GIVEN EXERCISE 1:
Answer each of these from the text on training a PPO agent, one answer per line, marked (a), (b), (c) like the questions:
(a) Which file holds the name of the checkpoint file?
(b) Under what name is the environment registered?
(c) What value is given to `num_iterations`?
GIVEN EXERCISE 2: In the text on training a PPO agent, shorten the paragraph that begins "Checkpoint the agent so that" to a single sentence that keeps its main facts.
GIVEN EXERCISE 3: List every name passed to `ex.literal` in the text on training a PPO agent.

TEXT EXCERPT:
-------------------------
Instantiate an agent that can be trained using Proximal Policy Optimization (PPO).

Train the `PPOAgent` for some number of iterations.

**EXERCISE:** You will need to experiment with the number of iterations as well as with the configuration to get the agent to learn something reasonable.

Checkpoint the agent so that the relevant model can be saved and deployed to Clipper. We save the name of the checkpoint file in `metadata.json` so the model container knows how to restore the policy checkpoint.

In [None]:
@flor.func
def train_agent(env_config, num_iterations, **kwargs):
    register_env("my_env", lambda ec: pong_py.PongJSEnv())
    agent = ppo.PPOAgent(env="my_env", config={"env_config": {}})
    for i in range(num_iterations):
        result = agent.train()
    checkpoint_path = agent.save()
    return {'checkpoint_path': checkpoint_path}

In [None]:
with flor.Experiment('rl-pong') as ex:
    # make sure that Ray is running before attempting to train a model
    do_start_ray = ex.action(start_ray, [])
    exit_code = ex.literal(name='exit_code', parent=do_start_ray)
    
    # define configurations variables relevant to training the RL model
    env_config = ex.literal({}, 'env_config') # TODO: Fill env_config
    num_iterations = ex.literal(2, 'num_iterations')

    # setup the training action and the save location of the checkpoint
    do_train_agent = ex.action(train_agent, [env_config, num_iterations, exit_code])
    checkpoint = ex.literal(name='checkpoint_path', parent=do_train_agent)

In [None]:
checkpoint.plot()

In [None]:
checkpoint.pull()
-------------------------
SUPPLIED MATERIAL:
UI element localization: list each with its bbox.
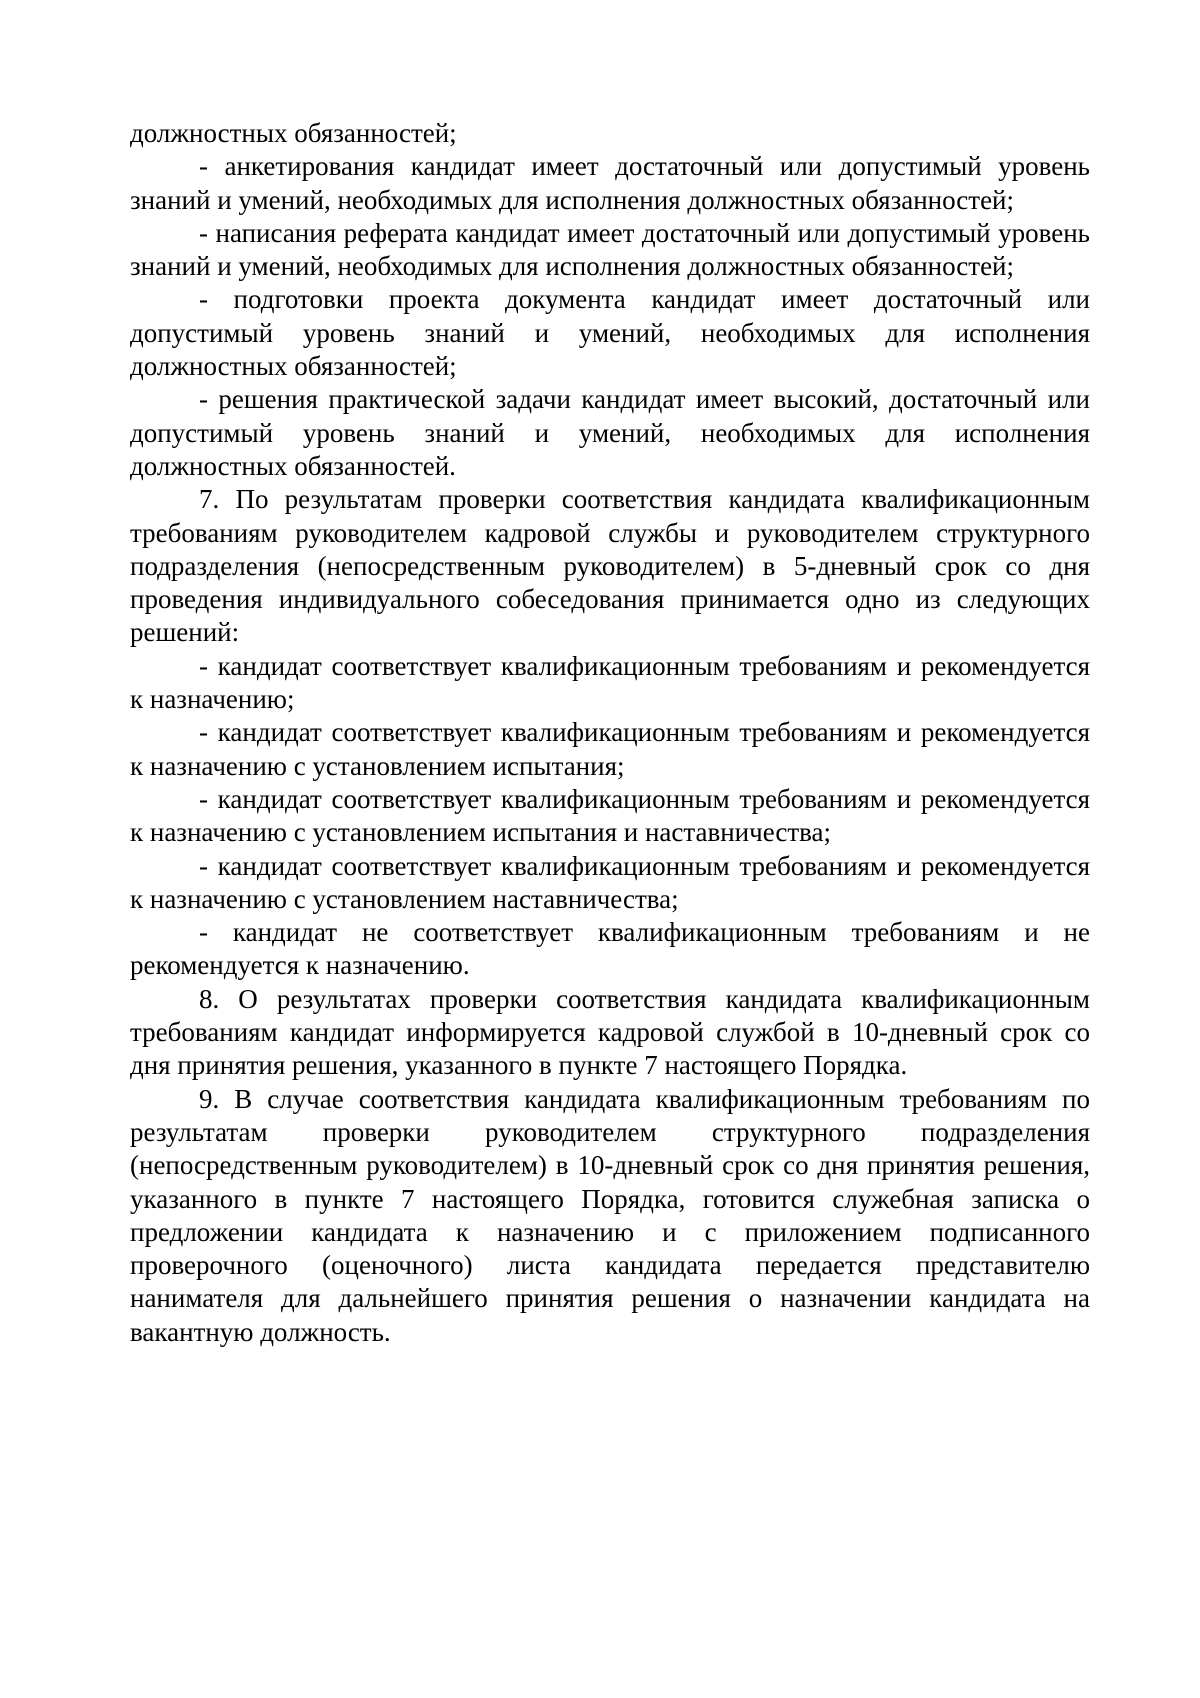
-------------------------
TASK RESULT 1:
(a) `metadata.json`
(b) "my_env"
(c) 2

TASK RESULT 2: Checkpoint the agent so its model can be saved and deployed to Clipper, and record the checkpoint file's name in `metadata.json` so the model container can restore the policy checkpoint.

TASK RESULT 3:
- exit_code
- env_config
- num_iterations
- checkpoint_path